Stated exercise: Would you write out the listing verbatim and skip every picture in it?

Provided records:
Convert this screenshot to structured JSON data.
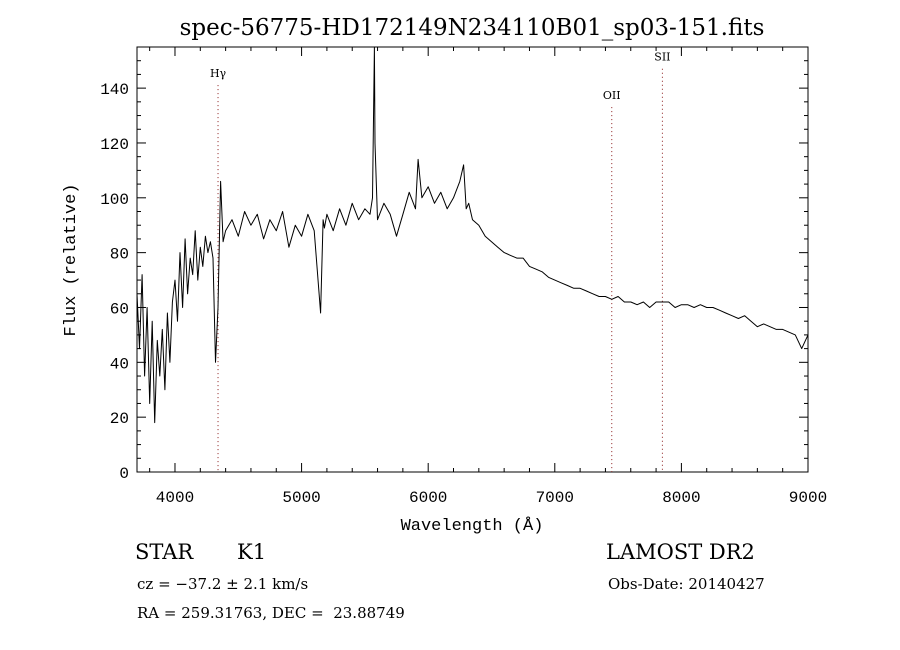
{
  "chart_data": {
    "type": "line",
    "title": "spec-56775-HD172149N234110B01_sp03-151.fits",
    "xlabel": "Wavelength (Å)",
    "ylabel": "Flux (relative)",
    "xlim": [
      3700,
      9000
    ],
    "ylim": [
      0,
      155
    ],
    "xticks": [
      4000,
      5000,
      6000,
      7000,
      8000,
      9000
    ],
    "yticks": [
      0,
      20,
      40,
      60,
      80,
      100,
      120,
      140
    ],
    "grid": false,
    "line_color": "#000000",
    "line_annotations": [
      {
        "label": "Hγ",
        "x": 4340,
        "label_y": 144
      },
      {
        "label": "OII",
        "x": 7450,
        "label_y": 136
      },
      {
        "label": "SII",
        "x": 7850,
        "label_y": 150
      }
    ],
    "series": [
      {
        "x": [
          3700,
          3720,
          3740,
          3760,
          3780,
          3800,
          3820,
          3840,
          3860,
          3880,
          3900,
          3920,
          3940,
          3960,
          3980,
          4000,
          4020,
          4040,
          4060,
          4080,
          4100,
          4120,
          4140,
          4160,
          4180,
          4200,
          4220,
          4240,
          4260,
          4280,
          4300,
          4320,
          4340,
          4360,
          4380,
          4400,
          4450,
          4500,
          4550,
          4600,
          4650,
          4700,
          4750,
          4800,
          4850,
          4900,
          4950,
          5000,
          5050,
          5100,
          5150,
          5170,
          5180,
          5200,
          5250,
          5300,
          5350,
          5400,
          5450,
          5500,
          5540,
          5560,
          5575,
          5580,
          5600,
          5650,
          5700,
          5750,
          5800,
          5850,
          5900,
          5920,
          5950,
          6000,
          6050,
          6100,
          6150,
          6200,
          6250,
          6280,
          6300,
          6320,
          6350,
          6400,
          6450,
          6500,
          6550,
          6600,
          6650,
          6700,
          6750,
          6800,
          6850,
          6900,
          6950,
          7000,
          7050,
          7100,
          7150,
          7200,
          7250,
          7300,
          7350,
          7400,
          7450,
          7500,
          7550,
          7600,
          7650,
          7700,
          7750,
          7800,
          7850,
          7900,
          7950,
          8000,
          8050,
          8100,
          8150,
          8200,
          8250,
          8300,
          8350,
          8400,
          8450,
          8500,
          8550,
          8600,
          8650,
          8700,
          8750,
          8800,
          8850,
          8900,
          8950,
          9000
        ],
        "y": [
          65,
          45,
          72,
          35,
          60,
          25,
          55,
          18,
          48,
          35,
          52,
          30,
          58,
          40,
          62,
          70,
          55,
          80,
          60,
          85,
          65,
          78,
          72,
          88,
          70,
          82,
          75,
          86,
          80,
          84,
          78,
          40,
          60,
          106,
          84,
          88,
          92,
          86,
          95,
          90,
          94,
          85,
          92,
          88,
          95,
          82,
          90,
          86,
          94,
          88,
          58,
          92,
          89,
          94,
          88,
          96,
          90,
          98,
          92,
          96,
          94,
          100,
          156,
          120,
          92,
          98,
          94,
          86,
          94,
          102,
          96,
          114,
          100,
          104,
          98,
          102,
          96,
          100,
          106,
          112,
          96,
          98,
          92,
          90,
          86,
          84,
          82,
          80,
          79,
          78,
          78,
          75,
          74,
          73,
          71,
          70,
          69,
          68,
          67,
          67,
          66,
          65,
          64,
          64,
          63,
          64,
          62,
          62,
          61,
          62,
          60,
          62,
          62,
          62,
          60,
          61,
          61,
          60,
          61,
          60,
          60,
          59,
          58,
          57,
          56,
          57,
          55,
          53,
          54,
          53,
          52,
          52,
          51,
          50,
          45,
          50
        ]
      }
    ]
  },
  "info": {
    "object_type": "STAR",
    "subclass": "K1",
    "velocity": "cz = −37.2 ± 2.1 km/s",
    "coordinates": "RA = 259.31763, DEC =  23.88749",
    "survey": "LAMOST DR2",
    "obs_date": "Obs-Date: 20140427"
  }
}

Task result:
Convert this screenshot to structured JSON data.
{
  "chart_data": {
    "type": "line",
    "title": "spec-56775-HD172149N234110B01_sp03-151.fits",
    "xlabel": "Wavelength (Å)",
    "ylabel": "Flux (relative)",
    "xlim": [
      3700,
      9000
    ],
    "ylim": [
      0,
      155
    ],
    "xticks": [
      4000,
      5000,
      6000,
      7000,
      8000,
      9000
    ],
    "yticks": [
      0,
      20,
      40,
      60,
      80,
      100,
      120,
      140
    ],
    "grid": false,
    "line_color": "#000000",
    "line_annotations": [
      {
        "label": "Hγ",
        "x": 4340,
        "label_y": 144
      },
      {
        "label": "OII",
        "x": 7450,
        "label_y": 136
      },
      {
        "label": "SII",
        "x": 7850,
        "label_y": 150
      }
    ],
    "series": [
      {
        "x": [
          3700,
          3720,
          3740,
          3760,
          3780,
          3800,
          3820,
          3840,
          3860,
          3880,
          3900,
          3920,
          3940,
          3960,
          3980,
          4000,
          4020,
          4040,
          4060,
          4080,
          4100,
          4120,
          4140,
          4160,
          4180,
          4200,
          4220,
          4240,
          4260,
          4280,
          4300,
          4320,
          4340,
          4360,
          4380,
          4400,
          4450,
          4500,
          4550,
          4600,
          4650,
          4700,
          4750,
          4800,
          4850,
          4900,
          4950,
          5000,
          5050,
          5100,
          5150,
          5170,
          5180,
          5200,
          5250,
          5300,
          5350,
          5400,
          5450,
          5500,
          5540,
          5560,
          5575,
          5580,
          5600,
          5650,
          5700,
          5750,
          5800,
          5850,
          5900,
          5920,
          5950,
          6000,
          6050,
          6100,
          6150,
          6200,
          6250,
          6280,
          6300,
          6320,
          6350,
          6400,
          6450,
          6500,
          6550,
          6600,
          6650,
          6700,
          6750,
          6800,
          6850,
          6900,
          6950,
          7000,
          7050,
          7100,
          7150,
          7200,
          7250,
          7300,
          7350,
          7400,
          7450,
          7500,
          7550,
          7600,
          7650,
          7700,
          7750,
          7800,
          7850,
          7900,
          7950,
          8000,
          8050,
          8100,
          8150,
          8200,
          8250,
          8300,
          8350,
          8400,
          8450,
          8500,
          8550,
          8600,
          8650,
          8700,
          8750,
          8800,
          8850,
          8900,
          8950,
          9000
        ],
        "y": [
          65,
          45,
          72,
          35,
          60,
          25,
          55,
          18,
          48,
          35,
          52,
          30,
          58,
          40,
          62,
          70,
          55,
          80,
          60,
          85,
          65,
          78,
          72,
          88,
          70,
          82,
          75,
          86,
          80,
          84,
          78,
          40,
          60,
          106,
          84,
          88,
          92,
          86,
          95,
          90,
          94,
          85,
          92,
          88,
          95,
          82,
          90,
          86,
          94,
          88,
          58,
          92,
          89,
          94,
          88,
          96,
          90,
          98,
          92,
          96,
          94,
          100,
          156,
          120,
          92,
          98,
          94,
          86,
          94,
          102,
          96,
          114,
          100,
          104,
          98,
          102,
          96,
          100,
          106,
          112,
          96,
          98,
          92,
          90,
          86,
          84,
          82,
          80,
          79,
          78,
          78,
          75,
          74,
          73,
          71,
          70,
          69,
          68,
          67,
          67,
          66,
          65,
          64,
          64,
          63,
          64,
          62,
          62,
          61,
          62,
          60,
          62,
          62,
          62,
          60,
          61,
          61,
          60,
          61,
          60,
          60,
          59,
          58,
          57,
          56,
          57,
          55,
          53,
          54,
          53,
          52,
          52,
          51,
          50,
          45,
          50
        ]
      }
    ]
  },
  "info": {
    "object_type": "STAR",
    "subclass": "K1",
    "velocity": "cz = −37.2 ± 2.1 km/s",
    "coordinates": "RA = 259.31763, DEC =  23.88749",
    "survey": "LAMOST DR2",
    "obs_date": "Obs-Date: 20140427"
  }
}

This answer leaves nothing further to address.